Goal of the exercise: In the passage on LinkedList and ArrayList insertion speed, quote the text word for word from "The insertion speed" to "large (1,000,000 elements).".

Exercise passage:
/---
There are many different functions of the classes that could be tested. LinkedLists are frequently used because of their supposed better performance for random index insertion and deletion, so I decided to focus on insertion performance, i.e. building collections. I've tested LinkedList against ArrayList since both are unsynchronized (see the "Thread-safe LinkedLists and other collections" sidebar).

The insertion speed is critically dependent on the size of the collection and the position where the element is to be inserted. All the best and worst performance cases arise when inserting either at one of the ends or at the exact middle point of the collection. Consequently, I've chosen three insertion locations (start, middle, end of the collection), and three representative collection sizes of medium (100 elements), large (10,000 elements), and very large (1,000,000 elements).
\---
(Document layout analysis data)
/---
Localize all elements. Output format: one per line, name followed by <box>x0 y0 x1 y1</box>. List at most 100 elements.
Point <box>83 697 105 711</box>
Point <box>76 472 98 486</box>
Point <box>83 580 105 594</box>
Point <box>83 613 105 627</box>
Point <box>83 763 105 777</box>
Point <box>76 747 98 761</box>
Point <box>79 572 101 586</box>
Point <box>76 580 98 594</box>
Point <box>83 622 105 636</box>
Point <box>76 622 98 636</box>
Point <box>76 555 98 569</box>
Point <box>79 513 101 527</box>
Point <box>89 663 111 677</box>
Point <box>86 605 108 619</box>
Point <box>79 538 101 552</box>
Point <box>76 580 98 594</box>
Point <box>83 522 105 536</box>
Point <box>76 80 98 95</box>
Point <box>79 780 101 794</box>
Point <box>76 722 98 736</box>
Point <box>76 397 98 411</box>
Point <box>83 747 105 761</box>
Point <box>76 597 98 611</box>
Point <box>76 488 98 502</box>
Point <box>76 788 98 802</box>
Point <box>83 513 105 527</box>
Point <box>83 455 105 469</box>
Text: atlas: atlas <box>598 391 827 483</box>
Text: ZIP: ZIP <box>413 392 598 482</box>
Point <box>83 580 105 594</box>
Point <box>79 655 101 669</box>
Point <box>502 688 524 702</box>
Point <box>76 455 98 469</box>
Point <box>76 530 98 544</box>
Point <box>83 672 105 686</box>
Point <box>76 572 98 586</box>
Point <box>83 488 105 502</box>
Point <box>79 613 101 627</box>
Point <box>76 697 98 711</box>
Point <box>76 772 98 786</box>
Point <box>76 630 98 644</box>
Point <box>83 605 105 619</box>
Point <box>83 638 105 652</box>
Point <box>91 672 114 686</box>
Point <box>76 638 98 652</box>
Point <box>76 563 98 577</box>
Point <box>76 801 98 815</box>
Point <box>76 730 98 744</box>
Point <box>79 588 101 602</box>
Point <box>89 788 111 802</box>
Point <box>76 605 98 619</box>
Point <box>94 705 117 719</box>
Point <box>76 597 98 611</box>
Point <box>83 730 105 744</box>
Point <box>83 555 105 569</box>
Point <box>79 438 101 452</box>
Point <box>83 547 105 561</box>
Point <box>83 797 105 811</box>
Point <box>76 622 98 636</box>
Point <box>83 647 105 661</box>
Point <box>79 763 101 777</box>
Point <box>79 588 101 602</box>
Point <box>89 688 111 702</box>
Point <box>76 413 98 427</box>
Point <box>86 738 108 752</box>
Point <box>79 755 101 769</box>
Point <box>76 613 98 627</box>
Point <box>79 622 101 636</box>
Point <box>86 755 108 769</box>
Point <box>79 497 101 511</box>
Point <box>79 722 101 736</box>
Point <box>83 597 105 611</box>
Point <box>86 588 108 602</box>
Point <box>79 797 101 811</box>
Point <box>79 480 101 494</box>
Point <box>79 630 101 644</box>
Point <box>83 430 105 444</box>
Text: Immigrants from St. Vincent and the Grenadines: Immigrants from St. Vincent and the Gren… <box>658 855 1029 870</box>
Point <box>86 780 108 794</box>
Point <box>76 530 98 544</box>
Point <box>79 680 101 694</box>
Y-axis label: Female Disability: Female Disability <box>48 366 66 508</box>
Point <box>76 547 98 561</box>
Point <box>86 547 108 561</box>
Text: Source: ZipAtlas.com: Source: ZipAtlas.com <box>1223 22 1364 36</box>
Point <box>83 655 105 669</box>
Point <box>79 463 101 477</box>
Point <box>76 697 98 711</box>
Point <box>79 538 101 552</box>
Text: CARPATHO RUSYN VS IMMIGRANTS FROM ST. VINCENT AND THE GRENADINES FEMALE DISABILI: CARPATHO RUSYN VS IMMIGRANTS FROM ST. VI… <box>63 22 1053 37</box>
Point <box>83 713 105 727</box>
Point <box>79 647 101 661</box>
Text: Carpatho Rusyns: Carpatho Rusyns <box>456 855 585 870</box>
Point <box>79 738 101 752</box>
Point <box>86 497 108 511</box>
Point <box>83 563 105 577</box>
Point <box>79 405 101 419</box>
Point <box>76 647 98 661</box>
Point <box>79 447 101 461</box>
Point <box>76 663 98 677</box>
\---
Result for this task:
The insertion speed is critically dependent on the size of the collection and the position where the element is to be inserted. All the best and worst performance cases arise when inserting either at one of the ends or at the exact middle point of the collection. Consequently, I've chosen three insertion locations (start, middle, end of the collection), and three representative collection sizes of medium (100 elements), large (10,000 elements), and very large (1,000,000 elements).